* GIVEN RECORDS
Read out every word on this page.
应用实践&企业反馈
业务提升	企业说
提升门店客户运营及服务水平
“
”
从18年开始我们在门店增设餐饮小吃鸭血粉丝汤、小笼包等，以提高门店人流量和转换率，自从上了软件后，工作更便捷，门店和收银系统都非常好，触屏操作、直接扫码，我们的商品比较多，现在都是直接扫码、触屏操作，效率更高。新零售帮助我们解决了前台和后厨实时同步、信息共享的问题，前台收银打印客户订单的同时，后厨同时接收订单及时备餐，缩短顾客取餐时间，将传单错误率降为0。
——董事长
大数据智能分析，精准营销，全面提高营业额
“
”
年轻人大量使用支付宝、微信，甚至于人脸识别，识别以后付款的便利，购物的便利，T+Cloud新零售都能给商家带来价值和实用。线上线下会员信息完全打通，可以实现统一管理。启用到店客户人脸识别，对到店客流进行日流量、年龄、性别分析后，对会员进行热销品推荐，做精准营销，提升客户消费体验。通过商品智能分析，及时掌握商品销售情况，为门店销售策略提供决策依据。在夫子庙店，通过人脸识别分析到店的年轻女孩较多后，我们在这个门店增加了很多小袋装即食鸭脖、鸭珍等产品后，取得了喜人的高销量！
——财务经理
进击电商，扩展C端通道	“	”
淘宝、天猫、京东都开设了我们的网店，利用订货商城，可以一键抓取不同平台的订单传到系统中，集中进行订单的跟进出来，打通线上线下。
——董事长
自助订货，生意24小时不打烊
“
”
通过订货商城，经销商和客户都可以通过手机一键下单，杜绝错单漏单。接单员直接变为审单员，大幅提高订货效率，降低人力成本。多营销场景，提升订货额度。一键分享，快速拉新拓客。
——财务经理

* TASK STATEMENT
Repeat all of the records above exactly as they appear.

* FINISHED EXERCISE
Read out every word on this page.
应用实践&企业反馈
业务提升	企业说
提升门店客户运营及服务水平
“
”
从18年开始我们在门店增设餐饮小吃鸭血粉丝汤、小笼包等，以提高门店人流量和转换率，自从上了软件后，工作更便捷，门店和收银系统都非常好，触屏操作、直接扫码，我们的商品比较多，现在都是直接扫码、触屏操作，效率更高。新零售帮助我们解决了前台和后厨实时同步、信息共享的问题，前台收银打印客户订单的同时，后厨同时接收订单及时备餐，缩短顾客取餐时间，将传单错误率降为0。
——董事长
大数据智能分析，精准营销，全面提高营业额
“
”
年轻人大量使用支付宝、微信，甚至于人脸识别，识别以后付款的便利，购物的便利，T+Cloud新零售都能给商家带来价值和实用。线上线下会员信息完全打通，可以实现统一管理。启用到店客户人脸识别，对到店客流进行日流量、年龄、性别分析后，对会员进行热销品推荐，做精准营销，提升客户消费体验。通过商品智能分析，及时掌握商品销售情况，为门店销售策略提供决策依据。在夫子庙店，通过人脸识别分析到店的年轻女孩较多后，我们在这个门店增加了很多小袋装即食鸭脖、鸭珍等产品后，取得了喜人的高销量！
——财务经理
进击电商，扩展C端通道	“	”
淘宝、天猫、京东都开设了我们的网店，利用订货商城，可以一键抓取不同平台的订单传到系统中，集中进行订单的跟进出来，打通线上线下。
——董事长
自助订货，生意24小时不打烊
“
”
通过订货商城，经销商和客户都可以通过手机一键下单，杜绝错单漏单。接单员直接变为审单员，大幅提高订货效率，降低人力成本。多营销场景，提升订货额度。一键分享，快速拉新拓客。
——财务经理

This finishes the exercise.